Records for this task start

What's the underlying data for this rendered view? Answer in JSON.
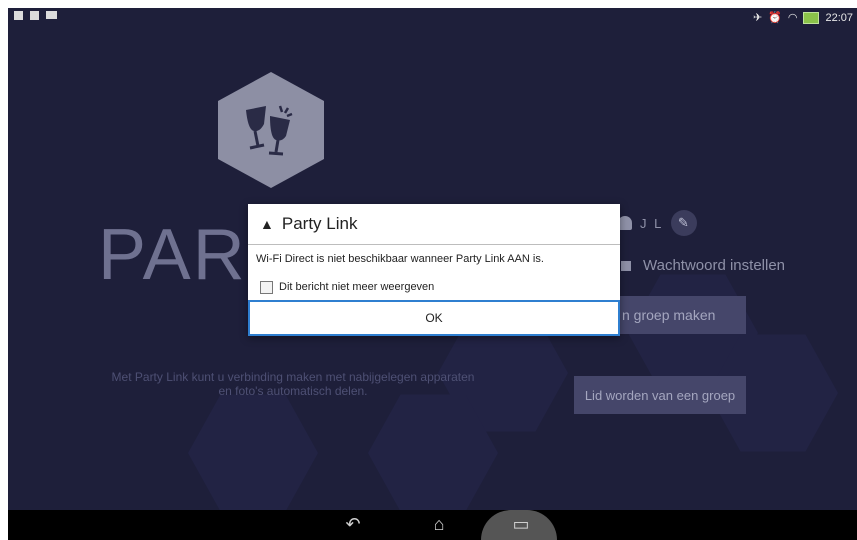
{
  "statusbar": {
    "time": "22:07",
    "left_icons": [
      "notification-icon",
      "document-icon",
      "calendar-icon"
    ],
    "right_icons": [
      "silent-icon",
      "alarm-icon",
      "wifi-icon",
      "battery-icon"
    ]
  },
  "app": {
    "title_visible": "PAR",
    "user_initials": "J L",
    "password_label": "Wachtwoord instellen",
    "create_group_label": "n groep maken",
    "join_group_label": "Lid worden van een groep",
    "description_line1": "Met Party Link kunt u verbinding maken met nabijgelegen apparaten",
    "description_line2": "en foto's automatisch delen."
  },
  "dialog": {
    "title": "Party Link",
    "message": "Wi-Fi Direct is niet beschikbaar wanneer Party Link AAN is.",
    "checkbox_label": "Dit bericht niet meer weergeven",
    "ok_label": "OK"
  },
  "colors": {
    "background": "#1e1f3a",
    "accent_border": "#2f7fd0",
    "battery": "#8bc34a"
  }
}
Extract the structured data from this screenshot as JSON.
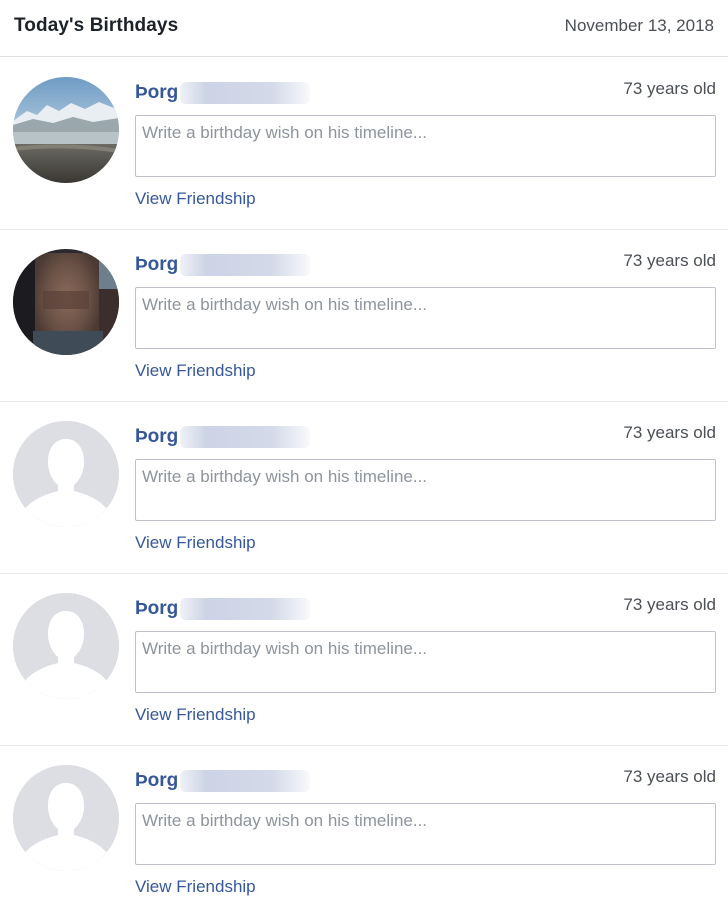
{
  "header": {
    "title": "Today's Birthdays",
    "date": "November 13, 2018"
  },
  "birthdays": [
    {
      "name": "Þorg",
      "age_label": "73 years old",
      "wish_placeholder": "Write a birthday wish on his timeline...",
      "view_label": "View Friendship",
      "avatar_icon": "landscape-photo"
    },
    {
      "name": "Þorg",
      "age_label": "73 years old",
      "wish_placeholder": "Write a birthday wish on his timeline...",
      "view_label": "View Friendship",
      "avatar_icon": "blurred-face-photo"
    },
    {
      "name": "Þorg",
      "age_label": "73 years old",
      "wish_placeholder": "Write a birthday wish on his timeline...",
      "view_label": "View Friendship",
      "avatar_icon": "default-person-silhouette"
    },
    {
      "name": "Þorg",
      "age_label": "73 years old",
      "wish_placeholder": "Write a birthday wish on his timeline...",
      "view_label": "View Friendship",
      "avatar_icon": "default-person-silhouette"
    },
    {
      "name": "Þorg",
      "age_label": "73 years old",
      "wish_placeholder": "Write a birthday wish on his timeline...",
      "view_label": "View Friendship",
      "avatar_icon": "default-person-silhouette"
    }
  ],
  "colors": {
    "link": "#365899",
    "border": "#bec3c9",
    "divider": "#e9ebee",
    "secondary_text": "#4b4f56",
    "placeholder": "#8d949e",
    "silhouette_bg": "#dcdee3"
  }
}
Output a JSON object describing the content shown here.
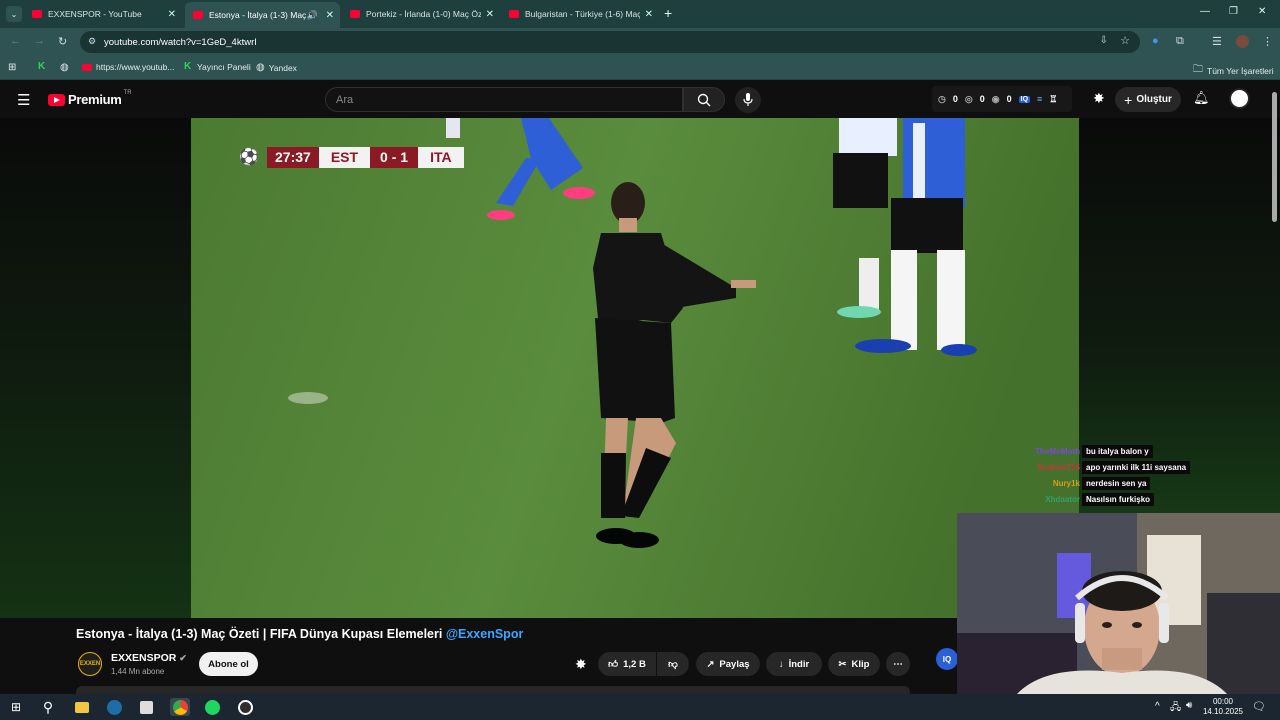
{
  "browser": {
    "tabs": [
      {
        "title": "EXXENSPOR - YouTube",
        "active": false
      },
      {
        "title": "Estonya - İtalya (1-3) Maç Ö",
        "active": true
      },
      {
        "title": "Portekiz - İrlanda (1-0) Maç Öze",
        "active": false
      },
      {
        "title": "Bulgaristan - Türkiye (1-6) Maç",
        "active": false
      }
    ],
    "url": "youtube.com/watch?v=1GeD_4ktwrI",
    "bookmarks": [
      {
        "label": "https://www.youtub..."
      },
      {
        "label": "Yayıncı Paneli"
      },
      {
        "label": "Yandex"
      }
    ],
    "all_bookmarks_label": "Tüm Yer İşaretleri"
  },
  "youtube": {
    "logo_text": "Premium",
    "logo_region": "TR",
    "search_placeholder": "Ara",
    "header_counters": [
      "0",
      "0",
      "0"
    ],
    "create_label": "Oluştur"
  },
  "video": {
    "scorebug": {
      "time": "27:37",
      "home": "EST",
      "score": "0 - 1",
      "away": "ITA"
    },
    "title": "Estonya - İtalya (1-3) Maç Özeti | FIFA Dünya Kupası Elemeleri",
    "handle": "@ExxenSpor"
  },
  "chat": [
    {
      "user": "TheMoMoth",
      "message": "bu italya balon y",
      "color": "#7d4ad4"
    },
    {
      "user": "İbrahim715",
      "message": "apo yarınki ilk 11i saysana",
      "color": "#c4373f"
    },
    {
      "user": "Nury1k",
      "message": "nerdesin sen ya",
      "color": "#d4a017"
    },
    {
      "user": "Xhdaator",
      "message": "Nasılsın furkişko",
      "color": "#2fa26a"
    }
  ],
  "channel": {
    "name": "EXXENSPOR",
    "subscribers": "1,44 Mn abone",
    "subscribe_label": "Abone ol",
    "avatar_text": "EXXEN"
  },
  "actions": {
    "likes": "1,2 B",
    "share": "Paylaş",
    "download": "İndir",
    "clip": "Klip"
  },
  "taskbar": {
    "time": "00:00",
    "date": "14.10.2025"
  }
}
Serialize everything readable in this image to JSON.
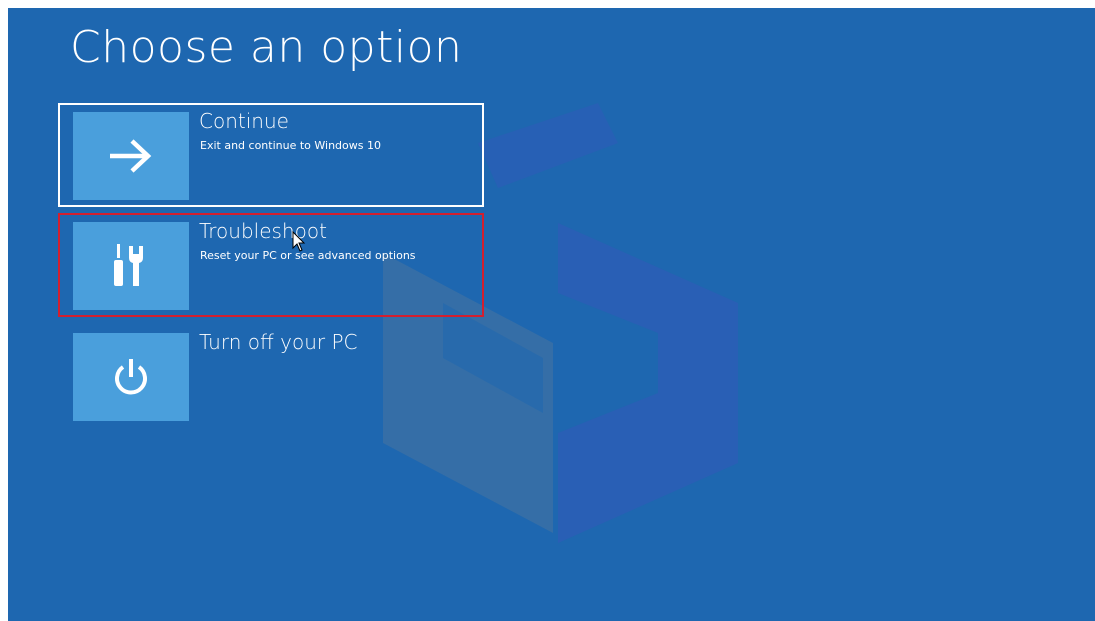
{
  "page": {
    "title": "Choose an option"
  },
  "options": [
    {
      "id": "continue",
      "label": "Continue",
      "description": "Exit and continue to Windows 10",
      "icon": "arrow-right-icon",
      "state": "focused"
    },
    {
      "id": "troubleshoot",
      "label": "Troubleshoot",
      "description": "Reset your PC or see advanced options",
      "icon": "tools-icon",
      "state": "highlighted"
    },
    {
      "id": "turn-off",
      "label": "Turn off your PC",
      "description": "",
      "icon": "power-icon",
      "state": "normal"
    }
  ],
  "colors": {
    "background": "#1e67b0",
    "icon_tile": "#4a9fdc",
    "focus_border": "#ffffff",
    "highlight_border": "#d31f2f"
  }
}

Records for this task end

■ What to work on ■
In the records above, locate the lines holding the word "date". Copy each of them.

■ Written reply ■
    "date": "November 13, 2018"
    "date": "14.10.2025"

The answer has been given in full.